Please find all lines in the data that hold the string "wave" and copy them.

━━━━━ RECORDS SUPPLIED ━━━━━

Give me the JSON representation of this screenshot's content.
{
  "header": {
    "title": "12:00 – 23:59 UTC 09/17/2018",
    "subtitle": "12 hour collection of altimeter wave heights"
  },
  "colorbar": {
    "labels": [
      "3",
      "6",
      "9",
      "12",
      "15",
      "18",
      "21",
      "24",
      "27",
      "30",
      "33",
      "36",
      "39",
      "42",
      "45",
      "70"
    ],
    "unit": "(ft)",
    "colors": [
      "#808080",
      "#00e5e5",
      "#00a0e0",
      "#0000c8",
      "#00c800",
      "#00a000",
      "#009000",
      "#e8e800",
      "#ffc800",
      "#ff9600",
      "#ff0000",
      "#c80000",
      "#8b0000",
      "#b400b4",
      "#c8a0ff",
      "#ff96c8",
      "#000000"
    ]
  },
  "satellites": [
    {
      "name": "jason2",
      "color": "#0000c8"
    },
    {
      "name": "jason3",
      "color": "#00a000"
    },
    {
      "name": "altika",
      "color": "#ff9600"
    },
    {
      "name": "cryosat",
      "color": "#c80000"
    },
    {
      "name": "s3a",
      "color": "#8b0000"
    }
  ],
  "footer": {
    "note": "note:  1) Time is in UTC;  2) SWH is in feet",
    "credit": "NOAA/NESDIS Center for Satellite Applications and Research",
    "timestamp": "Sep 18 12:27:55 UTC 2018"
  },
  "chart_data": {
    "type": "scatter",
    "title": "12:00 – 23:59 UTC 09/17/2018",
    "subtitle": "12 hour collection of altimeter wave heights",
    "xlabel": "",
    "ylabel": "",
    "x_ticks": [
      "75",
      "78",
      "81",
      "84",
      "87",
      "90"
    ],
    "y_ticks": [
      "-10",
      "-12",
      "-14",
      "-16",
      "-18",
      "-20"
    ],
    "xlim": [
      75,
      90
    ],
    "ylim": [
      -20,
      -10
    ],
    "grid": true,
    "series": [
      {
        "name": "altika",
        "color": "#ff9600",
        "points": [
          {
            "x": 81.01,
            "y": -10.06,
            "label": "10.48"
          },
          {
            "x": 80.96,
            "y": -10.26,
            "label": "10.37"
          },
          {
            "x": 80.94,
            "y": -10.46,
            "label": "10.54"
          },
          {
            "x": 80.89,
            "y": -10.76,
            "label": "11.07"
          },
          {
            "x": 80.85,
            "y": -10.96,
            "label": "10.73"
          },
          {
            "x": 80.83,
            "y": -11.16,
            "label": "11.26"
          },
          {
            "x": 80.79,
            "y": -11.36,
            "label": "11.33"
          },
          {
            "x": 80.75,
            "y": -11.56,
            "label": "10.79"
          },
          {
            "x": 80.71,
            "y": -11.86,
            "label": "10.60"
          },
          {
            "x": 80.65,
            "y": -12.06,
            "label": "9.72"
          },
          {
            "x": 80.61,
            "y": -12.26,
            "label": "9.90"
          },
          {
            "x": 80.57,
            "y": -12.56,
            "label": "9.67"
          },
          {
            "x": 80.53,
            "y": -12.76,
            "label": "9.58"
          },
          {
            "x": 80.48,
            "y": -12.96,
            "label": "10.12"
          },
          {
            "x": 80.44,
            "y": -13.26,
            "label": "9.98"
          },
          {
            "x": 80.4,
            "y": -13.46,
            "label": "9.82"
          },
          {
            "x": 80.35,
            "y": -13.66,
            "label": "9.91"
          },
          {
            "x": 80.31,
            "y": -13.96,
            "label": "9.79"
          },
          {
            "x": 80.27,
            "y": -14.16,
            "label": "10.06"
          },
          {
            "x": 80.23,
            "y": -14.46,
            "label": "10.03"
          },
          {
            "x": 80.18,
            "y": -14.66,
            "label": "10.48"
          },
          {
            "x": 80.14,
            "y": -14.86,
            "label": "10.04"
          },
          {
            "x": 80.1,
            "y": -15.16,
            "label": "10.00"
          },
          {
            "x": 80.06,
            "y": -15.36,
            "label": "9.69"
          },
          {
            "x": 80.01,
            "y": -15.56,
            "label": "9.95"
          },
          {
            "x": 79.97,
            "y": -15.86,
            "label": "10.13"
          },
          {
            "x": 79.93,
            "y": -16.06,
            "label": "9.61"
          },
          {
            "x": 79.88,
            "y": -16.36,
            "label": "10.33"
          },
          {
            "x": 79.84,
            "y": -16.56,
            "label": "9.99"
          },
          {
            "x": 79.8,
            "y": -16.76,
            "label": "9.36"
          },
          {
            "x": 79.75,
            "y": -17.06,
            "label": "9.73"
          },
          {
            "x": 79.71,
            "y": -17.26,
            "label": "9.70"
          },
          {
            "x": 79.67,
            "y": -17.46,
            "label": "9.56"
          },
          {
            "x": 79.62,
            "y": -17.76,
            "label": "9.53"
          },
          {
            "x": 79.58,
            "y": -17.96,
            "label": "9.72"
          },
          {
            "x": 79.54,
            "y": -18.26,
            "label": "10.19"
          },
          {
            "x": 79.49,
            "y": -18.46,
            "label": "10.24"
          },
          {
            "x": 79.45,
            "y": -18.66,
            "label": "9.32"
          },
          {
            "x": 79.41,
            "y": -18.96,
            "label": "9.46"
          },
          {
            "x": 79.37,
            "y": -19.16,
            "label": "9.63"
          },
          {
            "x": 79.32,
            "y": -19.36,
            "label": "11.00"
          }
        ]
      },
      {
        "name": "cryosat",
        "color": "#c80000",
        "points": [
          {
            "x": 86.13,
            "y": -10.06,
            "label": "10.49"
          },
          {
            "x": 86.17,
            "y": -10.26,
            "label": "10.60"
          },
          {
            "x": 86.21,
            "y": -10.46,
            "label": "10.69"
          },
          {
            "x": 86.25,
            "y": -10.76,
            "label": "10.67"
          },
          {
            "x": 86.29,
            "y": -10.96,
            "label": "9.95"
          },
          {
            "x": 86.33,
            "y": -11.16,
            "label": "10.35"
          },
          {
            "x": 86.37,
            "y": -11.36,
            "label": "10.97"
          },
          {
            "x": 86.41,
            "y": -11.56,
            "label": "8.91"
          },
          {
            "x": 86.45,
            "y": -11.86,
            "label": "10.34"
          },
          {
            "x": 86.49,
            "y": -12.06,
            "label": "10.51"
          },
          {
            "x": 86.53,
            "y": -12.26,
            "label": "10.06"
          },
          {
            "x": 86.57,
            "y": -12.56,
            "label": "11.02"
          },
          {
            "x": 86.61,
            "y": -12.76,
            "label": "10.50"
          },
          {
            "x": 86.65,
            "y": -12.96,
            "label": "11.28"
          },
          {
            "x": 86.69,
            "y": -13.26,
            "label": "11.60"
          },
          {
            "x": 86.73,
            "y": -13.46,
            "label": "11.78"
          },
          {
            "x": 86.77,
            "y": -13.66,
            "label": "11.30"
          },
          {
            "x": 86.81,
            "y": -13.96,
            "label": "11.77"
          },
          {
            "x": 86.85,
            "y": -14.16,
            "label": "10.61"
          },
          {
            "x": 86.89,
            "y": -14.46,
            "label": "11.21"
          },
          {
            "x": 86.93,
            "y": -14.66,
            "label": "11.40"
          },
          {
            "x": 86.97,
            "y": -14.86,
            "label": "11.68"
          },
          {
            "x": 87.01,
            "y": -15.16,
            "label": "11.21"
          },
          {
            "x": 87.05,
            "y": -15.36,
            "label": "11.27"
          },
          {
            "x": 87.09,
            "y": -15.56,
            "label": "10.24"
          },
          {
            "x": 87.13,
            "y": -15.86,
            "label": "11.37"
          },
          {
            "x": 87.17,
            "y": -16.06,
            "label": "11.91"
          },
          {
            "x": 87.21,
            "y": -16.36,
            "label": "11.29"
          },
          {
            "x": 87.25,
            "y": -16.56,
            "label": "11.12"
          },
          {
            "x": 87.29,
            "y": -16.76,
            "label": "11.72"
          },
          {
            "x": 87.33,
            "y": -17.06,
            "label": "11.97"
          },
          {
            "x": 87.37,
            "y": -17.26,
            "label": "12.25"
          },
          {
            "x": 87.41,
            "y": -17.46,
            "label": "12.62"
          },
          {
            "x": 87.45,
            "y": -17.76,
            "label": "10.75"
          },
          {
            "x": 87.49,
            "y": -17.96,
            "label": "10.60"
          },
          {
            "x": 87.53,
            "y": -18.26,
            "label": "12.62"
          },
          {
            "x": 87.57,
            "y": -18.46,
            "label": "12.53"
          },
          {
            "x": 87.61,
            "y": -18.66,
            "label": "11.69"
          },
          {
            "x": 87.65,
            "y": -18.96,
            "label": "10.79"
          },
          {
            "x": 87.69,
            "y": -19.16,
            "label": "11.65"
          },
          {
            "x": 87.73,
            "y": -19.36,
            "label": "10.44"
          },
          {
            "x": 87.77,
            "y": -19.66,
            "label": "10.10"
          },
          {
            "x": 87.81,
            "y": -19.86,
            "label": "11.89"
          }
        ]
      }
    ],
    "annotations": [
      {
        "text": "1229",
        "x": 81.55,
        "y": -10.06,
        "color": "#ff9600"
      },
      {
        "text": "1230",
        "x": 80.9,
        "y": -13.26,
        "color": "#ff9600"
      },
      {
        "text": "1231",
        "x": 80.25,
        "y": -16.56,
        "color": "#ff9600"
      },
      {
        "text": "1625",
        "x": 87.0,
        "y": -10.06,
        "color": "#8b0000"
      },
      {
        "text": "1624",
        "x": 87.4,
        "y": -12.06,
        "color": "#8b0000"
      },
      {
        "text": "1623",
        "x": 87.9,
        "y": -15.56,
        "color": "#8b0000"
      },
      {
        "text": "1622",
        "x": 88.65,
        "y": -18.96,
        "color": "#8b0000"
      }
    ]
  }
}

━━━━━

**SOLUTION TO THE PROBLEM:**
    "subtitle": "12 hour collection of altimeter wave heights"
    "subtitle": "12 hour collection of altimeter wave heights",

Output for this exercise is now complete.